Lines of data:
■ ■ ■ ■

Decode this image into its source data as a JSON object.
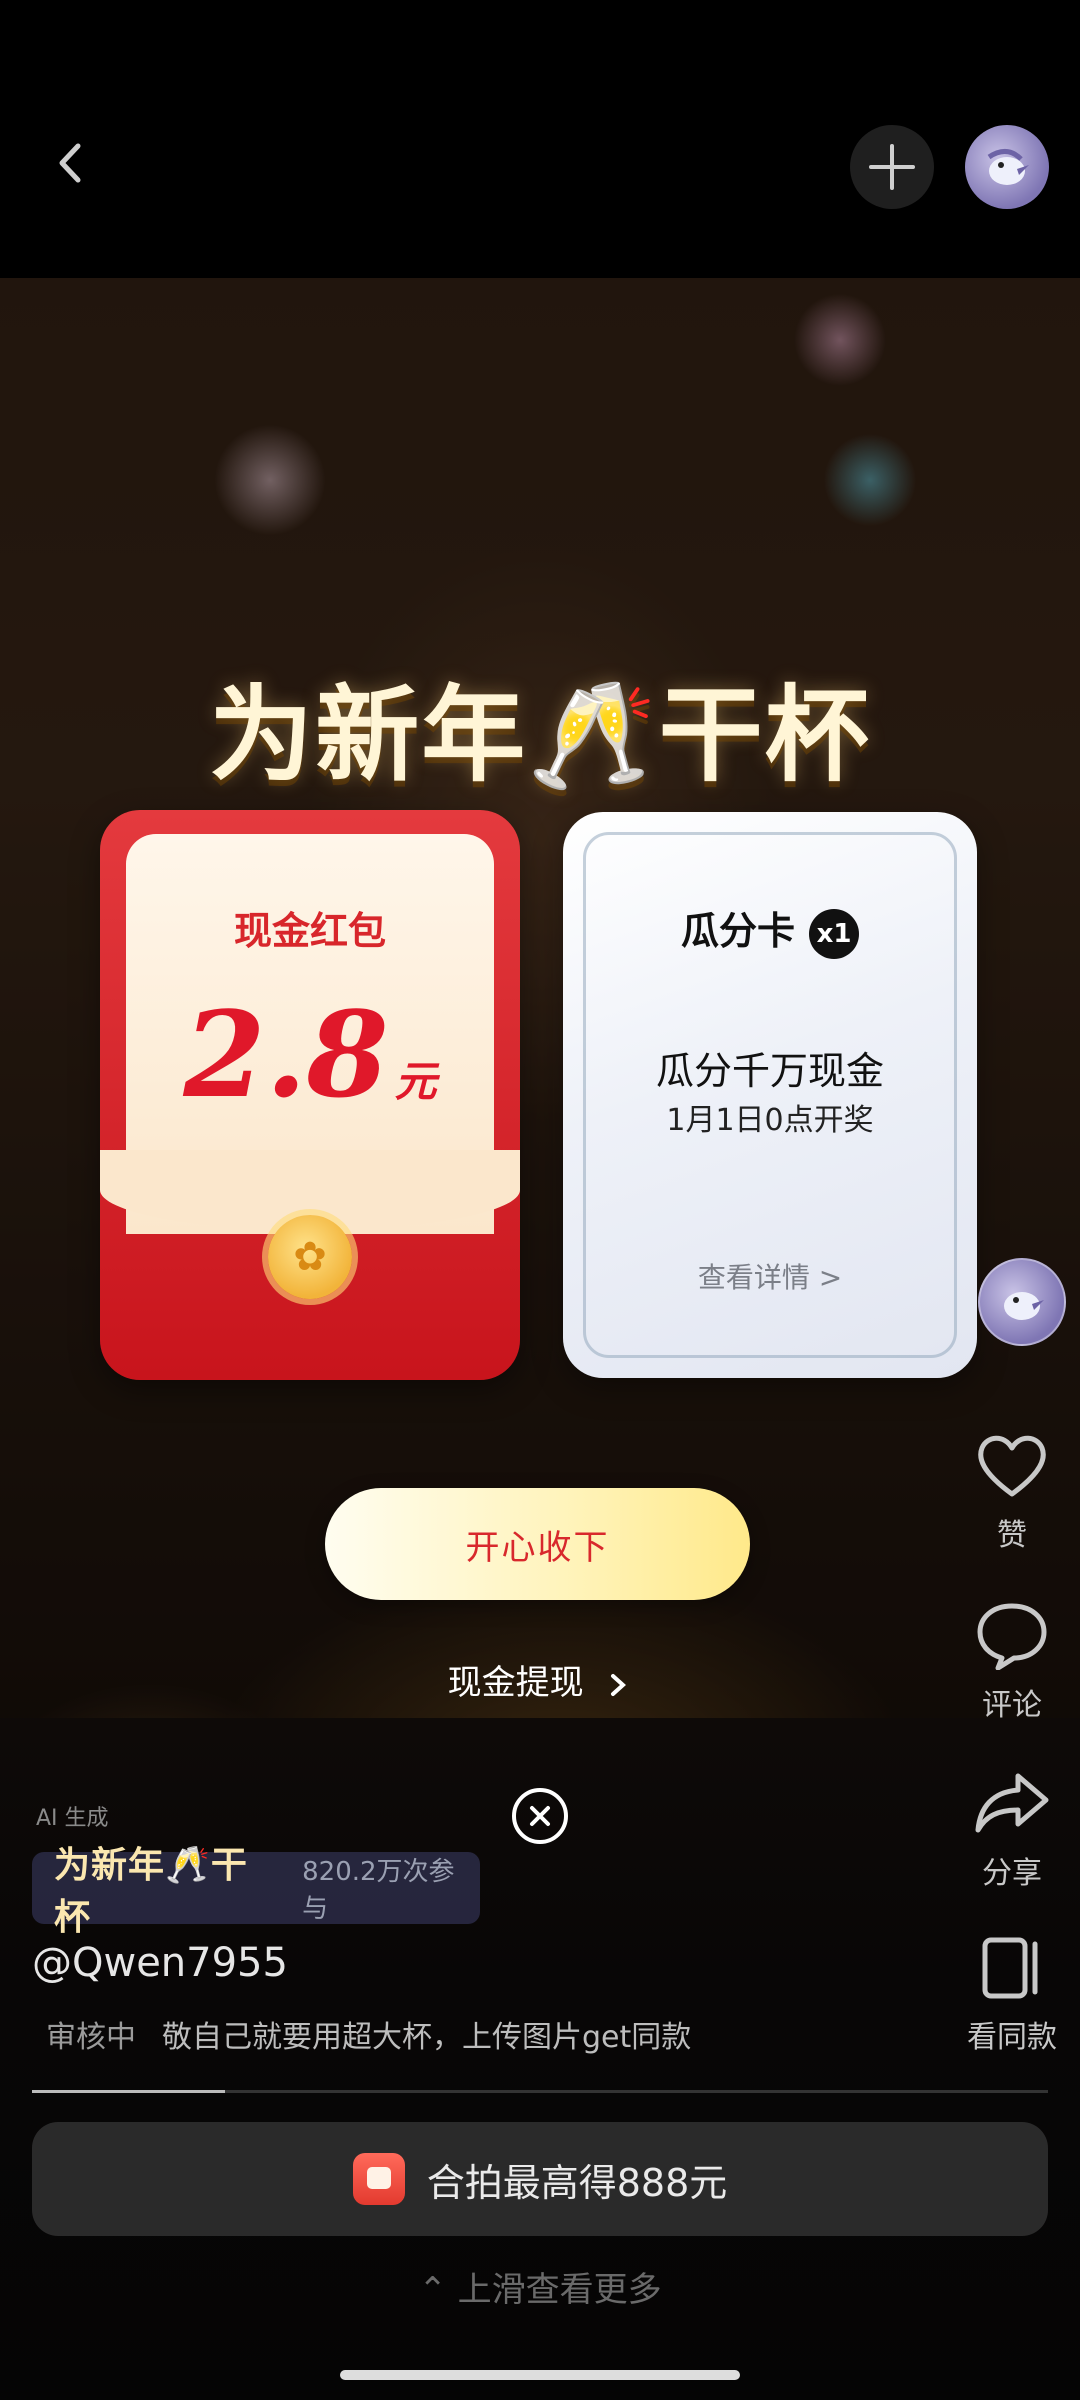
{
  "overlay": {
    "headline": "为新年🥂干杯",
    "red_packet": {
      "title": "现金红包",
      "amount": "2.8",
      "unit": "元"
    },
    "card": {
      "name": "瓜分卡",
      "count": "x1",
      "main_text": "瓜分千万现金",
      "sub_text": "1月1日0点开奖",
      "link": "查看详情 >"
    },
    "accept_label": "开心收下",
    "withdraw_label": "现金提现",
    "close_icon": "close-circle-icon"
  },
  "rail": {
    "like": {
      "label": "赞",
      "icon": "heart-icon"
    },
    "comment": {
      "label": "评论",
      "icon": "comment-icon"
    },
    "share": {
      "label": "分享",
      "icon": "share-icon"
    },
    "same": {
      "label": "看同款",
      "icon": "template-icon"
    }
  },
  "post": {
    "ai_tag": "AI 生成",
    "campaign_title": "为新年🥂干杯",
    "campaign_count": "820.2万次参与",
    "username": "@Qwen7955",
    "status": "审核中",
    "caption": "敬自己就要用超大杯，上传图片get同款",
    "progress": 0.19
  },
  "cta": {
    "label": "合拍最高得888元"
  },
  "swipe_hint": "⌃ 上滑查看更多"
}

■ ■ ■ ■

* [What is being asked]: Reproduce the data verbatim. Do not carry any picture into the copy.

* [Output of the exercise]:
Decode this image into its source data as a JSON object.
{
  "overlay": {
    "headline": "为新年🥂干杯",
    "red_packet": {
      "title": "现金红包",
      "amount": "2.8",
      "unit": "元"
    },
    "card": {
      "name": "瓜分卡",
      "count": "x1",
      "main_text": "瓜分千万现金",
      "sub_text": "1月1日0点开奖",
      "link": "查看详情 >"
    },
    "accept_label": "开心收下",
    "withdraw_label": "现金提现",
    "close_icon": "close-circle-icon"
  },
  "rail": {
    "like": {
      "label": "赞",
      "icon": "heart-icon"
    },
    "comment": {
      "label": "评论",
      "icon": "comment-icon"
    },
    "share": {
      "label": "分享",
      "icon": "share-icon"
    },
    "same": {
      "label": "看同款",
      "icon": "template-icon"
    }
  },
  "post": {
    "ai_tag": "AI 生成",
    "campaign_title": "为新年🥂干杯",
    "campaign_count": "820.2万次参与",
    "username": "@Qwen7955",
    "status": "审核中",
    "caption": "敬自己就要用超大杯，上传图片get同款",
    "progress": 0.19
  },
  "cta": {
    "label": "合拍最高得888元"
  },
  "swipe_hint": "⌃ 上滑查看更多"
}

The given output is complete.